### Objective:
Find how many lines of the listing include the string "values", and report only that figure.
======== Input ========
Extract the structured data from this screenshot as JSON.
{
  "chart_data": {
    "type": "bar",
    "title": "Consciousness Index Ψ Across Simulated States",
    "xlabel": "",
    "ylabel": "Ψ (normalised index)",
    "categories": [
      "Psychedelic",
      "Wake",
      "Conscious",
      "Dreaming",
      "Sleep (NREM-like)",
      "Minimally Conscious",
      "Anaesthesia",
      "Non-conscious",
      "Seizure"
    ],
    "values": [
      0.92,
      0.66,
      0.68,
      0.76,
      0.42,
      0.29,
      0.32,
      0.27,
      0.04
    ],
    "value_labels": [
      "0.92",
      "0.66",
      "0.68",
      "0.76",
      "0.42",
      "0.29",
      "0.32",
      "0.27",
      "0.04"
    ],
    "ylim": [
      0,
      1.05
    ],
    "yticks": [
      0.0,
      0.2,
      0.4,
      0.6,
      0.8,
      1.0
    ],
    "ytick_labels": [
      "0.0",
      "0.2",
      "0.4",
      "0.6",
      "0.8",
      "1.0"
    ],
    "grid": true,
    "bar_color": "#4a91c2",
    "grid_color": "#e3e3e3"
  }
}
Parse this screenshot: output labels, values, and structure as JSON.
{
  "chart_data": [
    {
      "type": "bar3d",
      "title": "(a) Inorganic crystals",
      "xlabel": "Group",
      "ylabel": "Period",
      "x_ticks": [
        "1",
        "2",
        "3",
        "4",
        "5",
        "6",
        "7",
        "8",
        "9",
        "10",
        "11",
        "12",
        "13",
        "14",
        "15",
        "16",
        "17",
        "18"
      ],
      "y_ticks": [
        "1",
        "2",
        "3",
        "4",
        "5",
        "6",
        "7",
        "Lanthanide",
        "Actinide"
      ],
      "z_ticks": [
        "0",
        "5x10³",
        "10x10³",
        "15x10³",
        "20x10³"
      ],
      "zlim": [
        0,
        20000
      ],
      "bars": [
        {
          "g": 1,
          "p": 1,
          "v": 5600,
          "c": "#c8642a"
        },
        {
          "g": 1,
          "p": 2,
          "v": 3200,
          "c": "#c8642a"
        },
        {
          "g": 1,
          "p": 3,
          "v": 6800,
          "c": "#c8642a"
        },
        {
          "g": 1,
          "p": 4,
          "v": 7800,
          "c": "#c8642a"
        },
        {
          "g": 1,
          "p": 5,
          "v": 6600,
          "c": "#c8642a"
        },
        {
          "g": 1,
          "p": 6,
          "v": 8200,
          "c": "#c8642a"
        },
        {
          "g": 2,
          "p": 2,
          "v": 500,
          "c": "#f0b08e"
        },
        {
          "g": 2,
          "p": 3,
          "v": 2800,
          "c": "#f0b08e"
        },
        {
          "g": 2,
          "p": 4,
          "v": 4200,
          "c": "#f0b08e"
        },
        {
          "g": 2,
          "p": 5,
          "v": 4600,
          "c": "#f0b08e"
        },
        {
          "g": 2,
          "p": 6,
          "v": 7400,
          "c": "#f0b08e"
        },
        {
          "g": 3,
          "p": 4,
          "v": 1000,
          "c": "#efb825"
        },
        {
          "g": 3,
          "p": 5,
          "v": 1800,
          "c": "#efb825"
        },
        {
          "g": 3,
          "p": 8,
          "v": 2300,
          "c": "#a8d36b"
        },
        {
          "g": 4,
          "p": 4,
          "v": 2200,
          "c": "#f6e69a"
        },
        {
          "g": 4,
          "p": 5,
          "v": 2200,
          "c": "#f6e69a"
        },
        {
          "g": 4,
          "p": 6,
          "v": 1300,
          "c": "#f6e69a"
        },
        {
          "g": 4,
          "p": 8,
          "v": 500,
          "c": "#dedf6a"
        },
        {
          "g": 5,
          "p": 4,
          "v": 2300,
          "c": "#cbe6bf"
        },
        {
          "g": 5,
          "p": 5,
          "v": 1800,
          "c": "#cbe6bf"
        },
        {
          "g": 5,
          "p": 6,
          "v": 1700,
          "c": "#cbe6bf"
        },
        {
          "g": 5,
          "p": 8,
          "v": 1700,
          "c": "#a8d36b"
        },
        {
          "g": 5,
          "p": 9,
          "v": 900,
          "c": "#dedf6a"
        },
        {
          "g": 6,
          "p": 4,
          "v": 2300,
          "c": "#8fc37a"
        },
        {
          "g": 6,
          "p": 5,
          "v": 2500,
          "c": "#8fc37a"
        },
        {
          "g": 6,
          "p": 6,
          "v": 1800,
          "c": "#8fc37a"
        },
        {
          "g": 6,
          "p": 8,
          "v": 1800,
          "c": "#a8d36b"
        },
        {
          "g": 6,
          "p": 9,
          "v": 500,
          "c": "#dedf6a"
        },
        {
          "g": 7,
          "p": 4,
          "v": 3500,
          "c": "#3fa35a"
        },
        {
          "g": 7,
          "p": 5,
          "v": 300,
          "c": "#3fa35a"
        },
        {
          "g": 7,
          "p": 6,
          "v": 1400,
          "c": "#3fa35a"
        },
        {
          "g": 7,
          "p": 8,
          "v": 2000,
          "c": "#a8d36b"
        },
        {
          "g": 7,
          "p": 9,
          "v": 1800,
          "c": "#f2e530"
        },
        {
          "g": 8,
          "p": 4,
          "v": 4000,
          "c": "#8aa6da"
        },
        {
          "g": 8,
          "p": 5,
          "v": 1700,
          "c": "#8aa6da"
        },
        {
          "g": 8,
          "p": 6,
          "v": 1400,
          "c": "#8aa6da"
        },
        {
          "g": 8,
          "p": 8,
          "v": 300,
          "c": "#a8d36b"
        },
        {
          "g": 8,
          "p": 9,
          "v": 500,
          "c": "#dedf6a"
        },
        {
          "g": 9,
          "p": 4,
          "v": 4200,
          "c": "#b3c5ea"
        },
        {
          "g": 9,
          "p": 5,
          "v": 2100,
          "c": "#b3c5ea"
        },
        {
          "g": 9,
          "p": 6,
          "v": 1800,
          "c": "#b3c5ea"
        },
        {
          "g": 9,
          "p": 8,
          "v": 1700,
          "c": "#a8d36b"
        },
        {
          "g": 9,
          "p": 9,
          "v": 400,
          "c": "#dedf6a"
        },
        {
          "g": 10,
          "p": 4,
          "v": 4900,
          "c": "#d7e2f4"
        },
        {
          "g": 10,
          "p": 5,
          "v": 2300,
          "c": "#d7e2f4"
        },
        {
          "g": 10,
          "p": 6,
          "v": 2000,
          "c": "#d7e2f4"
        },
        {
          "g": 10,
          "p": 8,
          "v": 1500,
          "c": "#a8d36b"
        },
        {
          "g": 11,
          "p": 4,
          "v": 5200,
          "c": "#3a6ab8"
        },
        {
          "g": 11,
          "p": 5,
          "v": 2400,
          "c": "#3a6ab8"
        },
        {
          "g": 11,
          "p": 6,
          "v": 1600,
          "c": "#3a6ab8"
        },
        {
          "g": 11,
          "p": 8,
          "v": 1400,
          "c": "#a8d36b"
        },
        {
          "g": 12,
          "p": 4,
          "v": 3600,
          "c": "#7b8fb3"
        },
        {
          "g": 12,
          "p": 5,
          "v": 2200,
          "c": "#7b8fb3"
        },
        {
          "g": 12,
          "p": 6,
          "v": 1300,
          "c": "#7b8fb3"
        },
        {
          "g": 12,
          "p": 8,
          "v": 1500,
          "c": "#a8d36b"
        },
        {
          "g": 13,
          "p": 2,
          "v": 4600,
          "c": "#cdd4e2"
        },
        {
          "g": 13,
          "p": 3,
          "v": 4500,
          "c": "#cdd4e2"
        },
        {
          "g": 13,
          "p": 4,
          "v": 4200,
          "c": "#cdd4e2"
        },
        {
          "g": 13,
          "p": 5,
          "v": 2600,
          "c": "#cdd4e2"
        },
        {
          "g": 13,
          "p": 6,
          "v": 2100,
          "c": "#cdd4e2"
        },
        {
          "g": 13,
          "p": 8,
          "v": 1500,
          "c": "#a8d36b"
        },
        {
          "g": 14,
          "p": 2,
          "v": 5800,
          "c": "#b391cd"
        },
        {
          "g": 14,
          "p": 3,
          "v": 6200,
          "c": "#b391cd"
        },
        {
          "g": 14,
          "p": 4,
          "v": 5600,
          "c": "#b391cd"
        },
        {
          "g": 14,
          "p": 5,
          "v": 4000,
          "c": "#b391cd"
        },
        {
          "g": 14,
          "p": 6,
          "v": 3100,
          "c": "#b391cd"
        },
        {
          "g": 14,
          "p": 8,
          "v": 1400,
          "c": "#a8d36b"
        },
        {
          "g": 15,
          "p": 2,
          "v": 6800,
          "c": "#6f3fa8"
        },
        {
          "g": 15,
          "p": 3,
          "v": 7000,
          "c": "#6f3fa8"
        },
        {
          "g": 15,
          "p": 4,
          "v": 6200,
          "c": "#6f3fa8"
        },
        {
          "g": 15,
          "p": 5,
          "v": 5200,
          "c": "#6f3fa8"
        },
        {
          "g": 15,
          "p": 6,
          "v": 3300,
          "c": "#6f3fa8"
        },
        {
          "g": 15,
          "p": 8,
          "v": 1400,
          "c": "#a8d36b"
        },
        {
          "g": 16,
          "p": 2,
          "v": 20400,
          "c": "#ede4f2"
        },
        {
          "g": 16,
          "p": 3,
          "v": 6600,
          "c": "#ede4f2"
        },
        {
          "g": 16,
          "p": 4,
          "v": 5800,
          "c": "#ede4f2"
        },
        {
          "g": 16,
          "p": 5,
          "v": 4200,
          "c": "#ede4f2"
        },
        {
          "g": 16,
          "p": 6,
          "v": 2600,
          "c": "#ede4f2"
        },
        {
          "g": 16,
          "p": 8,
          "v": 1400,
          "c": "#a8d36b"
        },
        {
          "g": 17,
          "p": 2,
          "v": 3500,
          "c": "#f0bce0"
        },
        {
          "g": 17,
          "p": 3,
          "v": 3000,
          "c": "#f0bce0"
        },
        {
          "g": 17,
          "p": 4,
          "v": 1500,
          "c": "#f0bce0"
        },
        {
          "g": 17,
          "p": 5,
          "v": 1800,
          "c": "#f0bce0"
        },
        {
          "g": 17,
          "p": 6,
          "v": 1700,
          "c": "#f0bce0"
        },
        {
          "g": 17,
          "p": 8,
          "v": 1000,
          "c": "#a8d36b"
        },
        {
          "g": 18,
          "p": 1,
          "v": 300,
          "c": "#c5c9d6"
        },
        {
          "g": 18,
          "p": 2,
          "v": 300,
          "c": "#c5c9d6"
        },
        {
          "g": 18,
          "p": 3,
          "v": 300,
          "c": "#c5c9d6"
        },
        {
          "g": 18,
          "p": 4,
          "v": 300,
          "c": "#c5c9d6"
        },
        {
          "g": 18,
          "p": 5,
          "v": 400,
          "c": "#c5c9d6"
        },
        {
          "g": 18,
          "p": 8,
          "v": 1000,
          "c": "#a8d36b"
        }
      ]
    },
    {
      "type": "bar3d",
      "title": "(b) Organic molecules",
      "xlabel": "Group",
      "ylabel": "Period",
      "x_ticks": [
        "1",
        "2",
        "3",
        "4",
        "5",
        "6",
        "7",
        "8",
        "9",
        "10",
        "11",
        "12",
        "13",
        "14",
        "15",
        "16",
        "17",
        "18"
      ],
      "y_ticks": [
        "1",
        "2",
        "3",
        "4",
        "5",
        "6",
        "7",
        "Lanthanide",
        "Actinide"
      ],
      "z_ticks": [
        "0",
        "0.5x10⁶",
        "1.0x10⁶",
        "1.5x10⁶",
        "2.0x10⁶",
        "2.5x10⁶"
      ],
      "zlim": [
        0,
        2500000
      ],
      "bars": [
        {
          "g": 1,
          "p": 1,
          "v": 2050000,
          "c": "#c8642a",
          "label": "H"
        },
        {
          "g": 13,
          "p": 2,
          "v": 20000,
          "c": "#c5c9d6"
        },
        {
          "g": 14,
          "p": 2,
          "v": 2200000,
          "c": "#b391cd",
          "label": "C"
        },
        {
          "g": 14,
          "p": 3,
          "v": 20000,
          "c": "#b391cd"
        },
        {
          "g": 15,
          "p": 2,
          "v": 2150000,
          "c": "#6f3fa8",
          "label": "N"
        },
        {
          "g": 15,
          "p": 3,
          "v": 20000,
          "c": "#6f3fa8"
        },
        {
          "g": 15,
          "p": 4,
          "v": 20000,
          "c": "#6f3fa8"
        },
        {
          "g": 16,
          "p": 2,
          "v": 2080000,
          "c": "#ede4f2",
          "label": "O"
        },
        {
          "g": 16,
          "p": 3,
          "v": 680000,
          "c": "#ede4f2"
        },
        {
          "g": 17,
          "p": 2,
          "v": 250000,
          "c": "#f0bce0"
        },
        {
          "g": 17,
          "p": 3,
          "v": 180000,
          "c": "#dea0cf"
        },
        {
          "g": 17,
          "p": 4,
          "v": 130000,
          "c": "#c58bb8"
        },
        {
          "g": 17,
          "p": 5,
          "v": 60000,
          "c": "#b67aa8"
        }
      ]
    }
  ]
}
========
### Task result:
2